→ Dataset records on visual material:
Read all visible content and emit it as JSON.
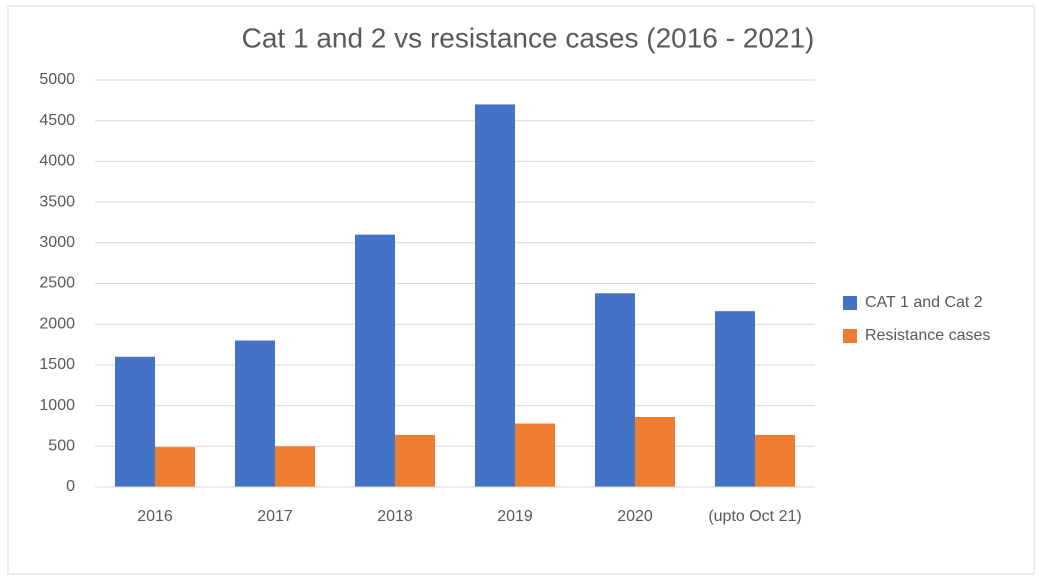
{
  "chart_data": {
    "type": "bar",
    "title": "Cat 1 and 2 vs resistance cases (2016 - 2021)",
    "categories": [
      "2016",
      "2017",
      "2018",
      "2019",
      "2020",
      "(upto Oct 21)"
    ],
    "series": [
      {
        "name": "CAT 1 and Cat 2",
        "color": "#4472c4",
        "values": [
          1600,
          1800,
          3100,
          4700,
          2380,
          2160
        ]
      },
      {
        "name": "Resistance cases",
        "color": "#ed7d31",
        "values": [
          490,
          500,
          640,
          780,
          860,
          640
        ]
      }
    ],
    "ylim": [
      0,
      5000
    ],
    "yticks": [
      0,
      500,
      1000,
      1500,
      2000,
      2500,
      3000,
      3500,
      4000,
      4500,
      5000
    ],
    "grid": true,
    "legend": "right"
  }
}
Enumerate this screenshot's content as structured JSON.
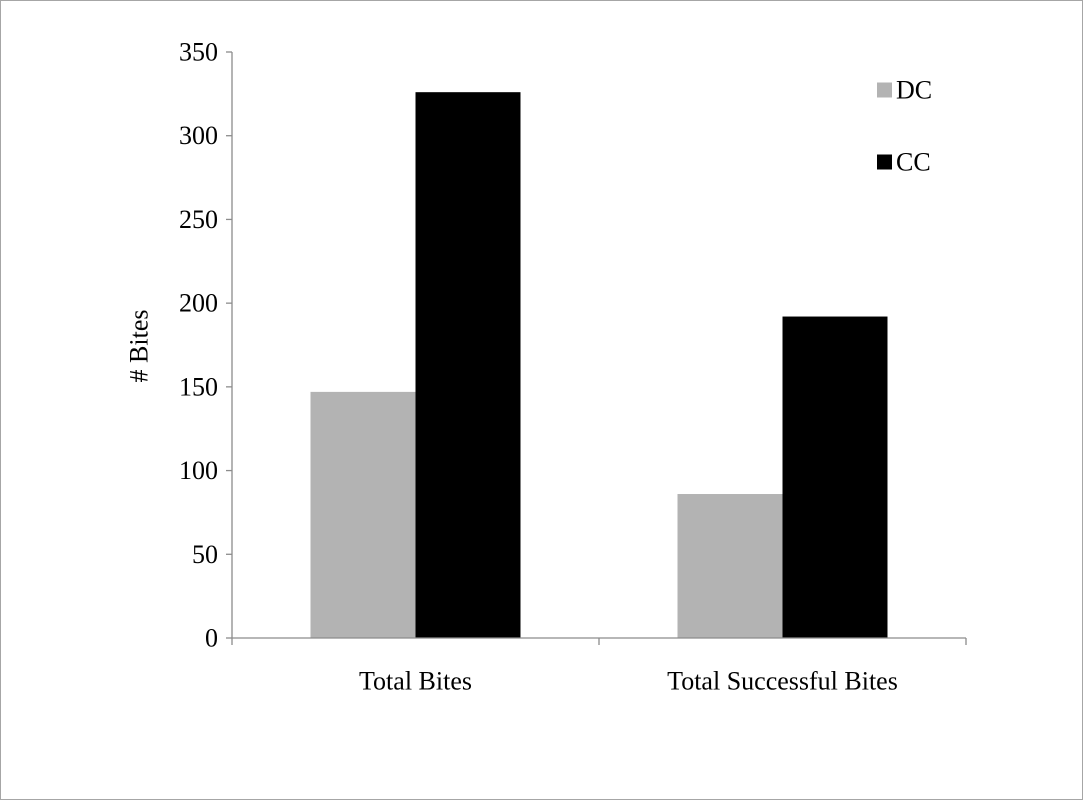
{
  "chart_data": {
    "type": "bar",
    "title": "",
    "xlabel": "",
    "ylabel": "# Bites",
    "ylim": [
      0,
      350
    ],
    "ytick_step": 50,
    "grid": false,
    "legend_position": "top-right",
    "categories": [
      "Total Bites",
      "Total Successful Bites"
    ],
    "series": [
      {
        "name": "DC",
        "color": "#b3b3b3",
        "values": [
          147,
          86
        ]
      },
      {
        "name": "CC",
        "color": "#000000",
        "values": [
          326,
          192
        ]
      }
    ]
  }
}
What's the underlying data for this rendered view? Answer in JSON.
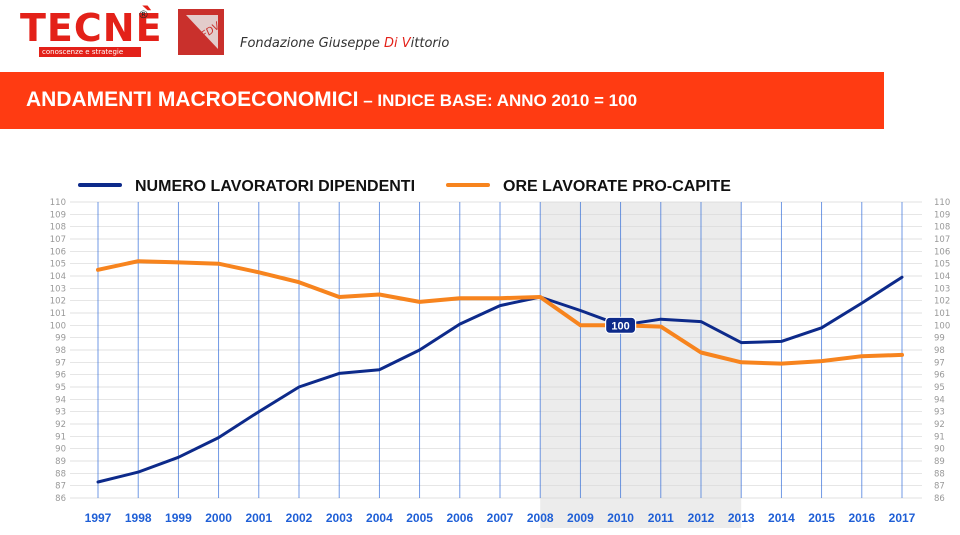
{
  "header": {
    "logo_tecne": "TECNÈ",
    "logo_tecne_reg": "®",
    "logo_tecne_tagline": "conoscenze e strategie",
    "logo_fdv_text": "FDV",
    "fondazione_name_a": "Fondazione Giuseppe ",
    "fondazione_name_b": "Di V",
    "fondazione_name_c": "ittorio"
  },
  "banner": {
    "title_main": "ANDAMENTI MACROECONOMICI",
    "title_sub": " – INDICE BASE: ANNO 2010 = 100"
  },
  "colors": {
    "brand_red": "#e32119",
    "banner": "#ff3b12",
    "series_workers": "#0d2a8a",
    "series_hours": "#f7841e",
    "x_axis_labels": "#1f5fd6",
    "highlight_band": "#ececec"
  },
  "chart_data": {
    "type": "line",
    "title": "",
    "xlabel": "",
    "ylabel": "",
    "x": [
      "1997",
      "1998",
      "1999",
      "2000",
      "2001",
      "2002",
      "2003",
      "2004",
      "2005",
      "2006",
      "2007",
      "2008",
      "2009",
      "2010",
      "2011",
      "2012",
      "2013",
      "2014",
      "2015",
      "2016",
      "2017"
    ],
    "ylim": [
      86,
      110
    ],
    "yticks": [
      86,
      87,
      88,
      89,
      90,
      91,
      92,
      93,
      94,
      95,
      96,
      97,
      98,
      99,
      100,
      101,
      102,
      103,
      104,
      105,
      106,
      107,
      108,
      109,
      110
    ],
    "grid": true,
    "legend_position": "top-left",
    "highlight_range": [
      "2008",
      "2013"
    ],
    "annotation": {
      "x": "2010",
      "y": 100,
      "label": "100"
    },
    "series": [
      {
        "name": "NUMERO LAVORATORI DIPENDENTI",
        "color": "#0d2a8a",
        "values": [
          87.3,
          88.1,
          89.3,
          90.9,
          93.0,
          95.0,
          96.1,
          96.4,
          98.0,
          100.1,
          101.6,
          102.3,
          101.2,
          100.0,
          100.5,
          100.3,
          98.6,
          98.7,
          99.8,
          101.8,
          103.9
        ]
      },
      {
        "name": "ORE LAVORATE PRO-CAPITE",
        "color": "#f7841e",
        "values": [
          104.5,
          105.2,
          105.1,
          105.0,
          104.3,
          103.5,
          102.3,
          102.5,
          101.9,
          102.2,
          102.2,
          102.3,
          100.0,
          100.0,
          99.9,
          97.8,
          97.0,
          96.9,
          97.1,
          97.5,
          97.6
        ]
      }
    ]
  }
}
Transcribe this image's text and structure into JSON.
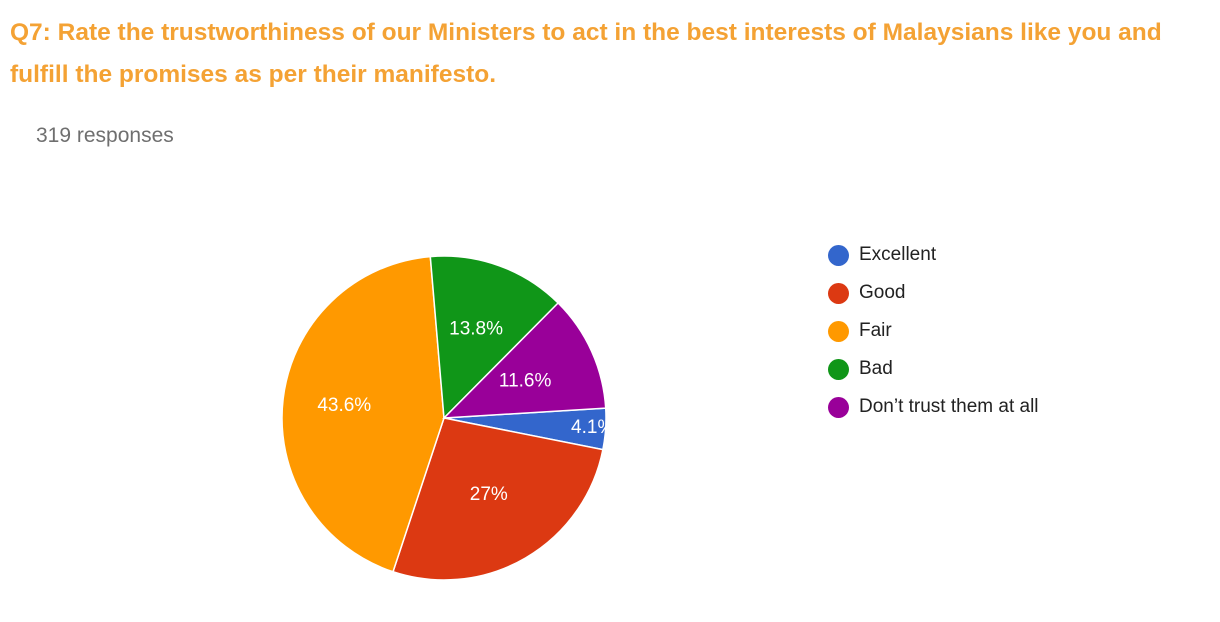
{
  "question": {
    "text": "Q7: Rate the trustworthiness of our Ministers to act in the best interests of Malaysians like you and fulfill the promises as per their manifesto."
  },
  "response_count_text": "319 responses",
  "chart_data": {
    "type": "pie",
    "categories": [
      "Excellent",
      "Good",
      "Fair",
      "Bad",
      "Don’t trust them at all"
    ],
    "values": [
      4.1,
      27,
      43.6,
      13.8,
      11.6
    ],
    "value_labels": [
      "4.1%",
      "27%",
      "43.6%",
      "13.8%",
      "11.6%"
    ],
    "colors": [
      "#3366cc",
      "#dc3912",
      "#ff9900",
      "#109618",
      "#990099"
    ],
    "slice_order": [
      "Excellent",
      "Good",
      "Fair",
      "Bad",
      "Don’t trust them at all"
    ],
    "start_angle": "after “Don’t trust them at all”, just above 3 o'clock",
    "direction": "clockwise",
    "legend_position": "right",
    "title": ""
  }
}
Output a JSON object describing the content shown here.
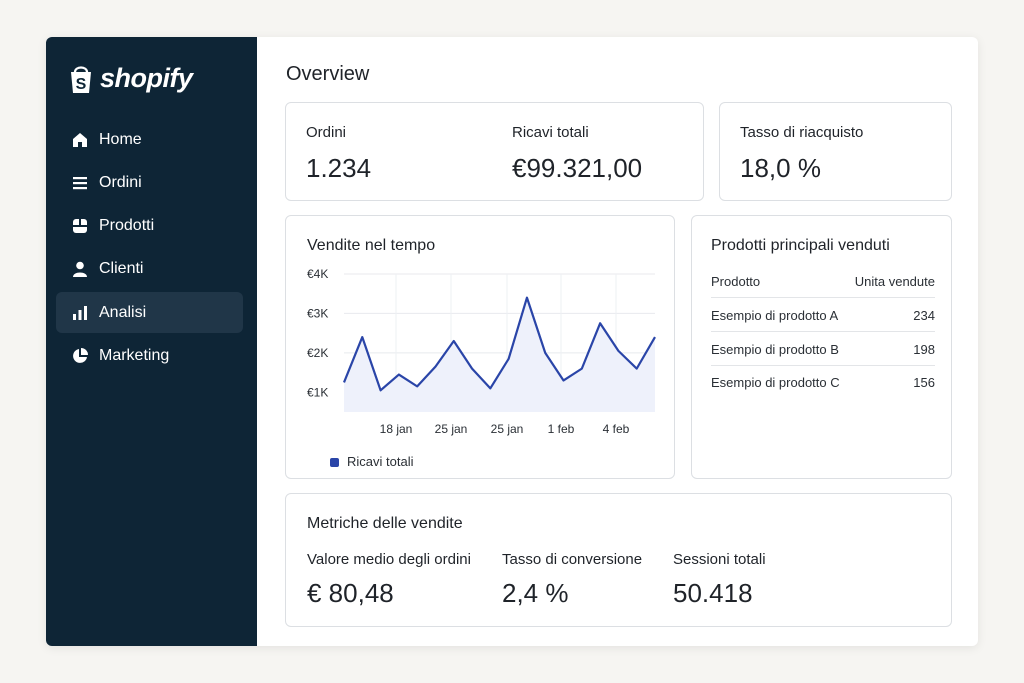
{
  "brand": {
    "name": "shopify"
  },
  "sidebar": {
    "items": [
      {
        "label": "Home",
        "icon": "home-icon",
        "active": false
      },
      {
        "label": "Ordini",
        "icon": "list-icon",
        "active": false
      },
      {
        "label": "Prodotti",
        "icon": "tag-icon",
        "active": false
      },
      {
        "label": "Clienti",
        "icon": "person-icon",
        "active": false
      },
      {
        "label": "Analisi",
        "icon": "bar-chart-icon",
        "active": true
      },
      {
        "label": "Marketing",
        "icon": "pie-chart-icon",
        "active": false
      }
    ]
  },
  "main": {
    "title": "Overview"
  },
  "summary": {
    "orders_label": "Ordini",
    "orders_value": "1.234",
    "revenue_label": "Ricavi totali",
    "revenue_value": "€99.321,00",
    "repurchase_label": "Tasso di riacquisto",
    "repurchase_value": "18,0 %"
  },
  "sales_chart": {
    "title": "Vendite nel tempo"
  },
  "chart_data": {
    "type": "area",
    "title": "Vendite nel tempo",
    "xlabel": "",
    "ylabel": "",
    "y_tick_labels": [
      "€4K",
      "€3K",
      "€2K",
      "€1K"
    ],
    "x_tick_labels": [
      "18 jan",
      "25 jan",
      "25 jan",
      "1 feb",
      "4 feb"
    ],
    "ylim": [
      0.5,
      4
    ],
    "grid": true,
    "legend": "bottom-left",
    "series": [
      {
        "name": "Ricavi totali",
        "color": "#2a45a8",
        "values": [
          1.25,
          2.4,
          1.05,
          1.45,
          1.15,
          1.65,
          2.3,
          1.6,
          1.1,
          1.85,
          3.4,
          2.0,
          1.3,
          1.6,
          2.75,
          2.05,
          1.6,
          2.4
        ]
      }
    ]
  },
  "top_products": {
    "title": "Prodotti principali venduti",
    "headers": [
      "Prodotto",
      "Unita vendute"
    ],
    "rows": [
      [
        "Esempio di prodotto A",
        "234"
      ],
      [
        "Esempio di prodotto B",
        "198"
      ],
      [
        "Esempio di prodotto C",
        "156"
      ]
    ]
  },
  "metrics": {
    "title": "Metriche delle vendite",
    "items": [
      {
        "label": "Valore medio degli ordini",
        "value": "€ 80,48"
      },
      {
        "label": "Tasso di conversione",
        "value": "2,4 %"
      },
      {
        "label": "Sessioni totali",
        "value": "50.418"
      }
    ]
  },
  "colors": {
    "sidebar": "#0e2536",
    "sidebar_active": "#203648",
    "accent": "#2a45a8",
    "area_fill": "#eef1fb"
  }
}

→ Short task:
State how many lines hold the word "type". The number is the whole answer.

→ Final answer:
5